**Your task**
State only how many lines below include the string "orales".

**Input rows**
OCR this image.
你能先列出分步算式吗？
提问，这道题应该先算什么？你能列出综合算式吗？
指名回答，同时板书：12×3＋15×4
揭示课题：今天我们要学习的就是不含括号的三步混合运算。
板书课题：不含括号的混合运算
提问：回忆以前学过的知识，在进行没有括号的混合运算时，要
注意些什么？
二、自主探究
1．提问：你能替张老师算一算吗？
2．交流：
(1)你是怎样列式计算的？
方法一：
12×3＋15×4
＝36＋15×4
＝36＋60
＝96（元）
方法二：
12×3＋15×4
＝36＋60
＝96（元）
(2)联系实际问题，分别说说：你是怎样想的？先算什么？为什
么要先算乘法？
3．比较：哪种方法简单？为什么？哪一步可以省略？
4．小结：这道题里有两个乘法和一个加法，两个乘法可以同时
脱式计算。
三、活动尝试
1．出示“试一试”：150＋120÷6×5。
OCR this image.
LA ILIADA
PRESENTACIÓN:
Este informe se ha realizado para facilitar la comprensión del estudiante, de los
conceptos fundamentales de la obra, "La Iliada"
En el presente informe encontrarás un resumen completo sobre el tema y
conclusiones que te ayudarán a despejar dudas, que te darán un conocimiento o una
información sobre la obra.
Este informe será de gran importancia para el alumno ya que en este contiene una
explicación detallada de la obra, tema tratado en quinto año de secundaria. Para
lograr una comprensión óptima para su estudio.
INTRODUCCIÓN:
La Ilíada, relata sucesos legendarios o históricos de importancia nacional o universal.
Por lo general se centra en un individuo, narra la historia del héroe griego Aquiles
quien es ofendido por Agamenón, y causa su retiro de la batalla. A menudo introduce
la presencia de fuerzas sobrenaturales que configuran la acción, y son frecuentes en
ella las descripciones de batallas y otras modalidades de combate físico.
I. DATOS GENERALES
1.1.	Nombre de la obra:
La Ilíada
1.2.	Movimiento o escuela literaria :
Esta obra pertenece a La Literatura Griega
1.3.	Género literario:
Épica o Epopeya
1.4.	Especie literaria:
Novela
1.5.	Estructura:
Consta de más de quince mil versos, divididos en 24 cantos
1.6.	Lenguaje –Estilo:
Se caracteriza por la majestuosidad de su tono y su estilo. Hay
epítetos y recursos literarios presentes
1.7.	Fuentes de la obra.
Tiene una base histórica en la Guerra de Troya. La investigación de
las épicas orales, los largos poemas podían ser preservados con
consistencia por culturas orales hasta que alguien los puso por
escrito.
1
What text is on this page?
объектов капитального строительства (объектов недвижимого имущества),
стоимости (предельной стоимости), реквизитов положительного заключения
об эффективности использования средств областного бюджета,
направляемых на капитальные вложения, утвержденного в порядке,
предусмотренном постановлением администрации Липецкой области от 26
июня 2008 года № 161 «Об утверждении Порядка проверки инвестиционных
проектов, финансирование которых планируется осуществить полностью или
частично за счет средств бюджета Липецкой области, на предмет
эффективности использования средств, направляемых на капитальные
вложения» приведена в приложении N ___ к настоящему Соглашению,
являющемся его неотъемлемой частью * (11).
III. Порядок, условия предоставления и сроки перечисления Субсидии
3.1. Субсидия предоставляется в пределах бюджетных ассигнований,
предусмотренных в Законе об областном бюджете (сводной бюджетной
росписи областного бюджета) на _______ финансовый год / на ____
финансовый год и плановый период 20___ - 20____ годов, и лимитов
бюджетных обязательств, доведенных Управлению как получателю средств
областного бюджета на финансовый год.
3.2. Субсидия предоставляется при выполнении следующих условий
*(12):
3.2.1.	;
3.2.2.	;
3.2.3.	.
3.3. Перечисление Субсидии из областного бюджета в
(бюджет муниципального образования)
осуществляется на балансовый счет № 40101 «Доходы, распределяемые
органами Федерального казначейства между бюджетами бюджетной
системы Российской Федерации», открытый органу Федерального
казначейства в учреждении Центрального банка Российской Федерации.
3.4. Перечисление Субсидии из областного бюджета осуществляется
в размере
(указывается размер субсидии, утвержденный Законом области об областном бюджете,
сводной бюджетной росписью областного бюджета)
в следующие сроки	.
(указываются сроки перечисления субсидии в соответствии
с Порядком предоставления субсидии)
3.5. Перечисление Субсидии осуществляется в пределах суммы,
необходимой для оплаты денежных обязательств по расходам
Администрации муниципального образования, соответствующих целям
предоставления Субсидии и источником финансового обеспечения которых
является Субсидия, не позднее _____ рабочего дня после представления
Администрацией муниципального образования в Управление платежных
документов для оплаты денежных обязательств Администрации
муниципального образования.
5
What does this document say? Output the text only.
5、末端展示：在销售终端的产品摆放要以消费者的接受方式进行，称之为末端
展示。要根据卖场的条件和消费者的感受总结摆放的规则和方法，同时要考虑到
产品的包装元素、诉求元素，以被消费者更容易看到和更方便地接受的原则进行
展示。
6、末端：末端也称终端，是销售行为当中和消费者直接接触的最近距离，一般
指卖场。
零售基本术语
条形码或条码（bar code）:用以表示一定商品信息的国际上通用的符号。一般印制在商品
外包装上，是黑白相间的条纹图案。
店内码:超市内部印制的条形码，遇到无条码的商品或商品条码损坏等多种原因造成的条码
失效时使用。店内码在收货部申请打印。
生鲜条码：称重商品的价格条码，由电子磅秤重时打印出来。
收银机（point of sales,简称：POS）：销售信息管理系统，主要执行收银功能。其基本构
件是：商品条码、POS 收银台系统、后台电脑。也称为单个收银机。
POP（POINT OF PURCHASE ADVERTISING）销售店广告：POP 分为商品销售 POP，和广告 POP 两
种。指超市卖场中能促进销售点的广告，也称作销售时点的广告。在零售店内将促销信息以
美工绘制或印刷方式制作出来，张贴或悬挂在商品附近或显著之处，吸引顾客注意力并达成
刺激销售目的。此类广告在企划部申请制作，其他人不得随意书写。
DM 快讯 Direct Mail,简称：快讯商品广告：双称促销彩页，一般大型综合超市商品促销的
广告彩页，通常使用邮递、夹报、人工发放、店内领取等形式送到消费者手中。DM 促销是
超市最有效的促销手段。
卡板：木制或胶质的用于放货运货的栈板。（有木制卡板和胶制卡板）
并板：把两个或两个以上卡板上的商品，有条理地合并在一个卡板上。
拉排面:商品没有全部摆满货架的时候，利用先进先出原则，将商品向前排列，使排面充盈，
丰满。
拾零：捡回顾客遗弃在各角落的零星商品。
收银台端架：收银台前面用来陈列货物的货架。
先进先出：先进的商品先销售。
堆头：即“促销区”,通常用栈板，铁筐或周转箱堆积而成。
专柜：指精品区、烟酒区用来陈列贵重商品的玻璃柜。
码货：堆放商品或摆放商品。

**Worked solution**
2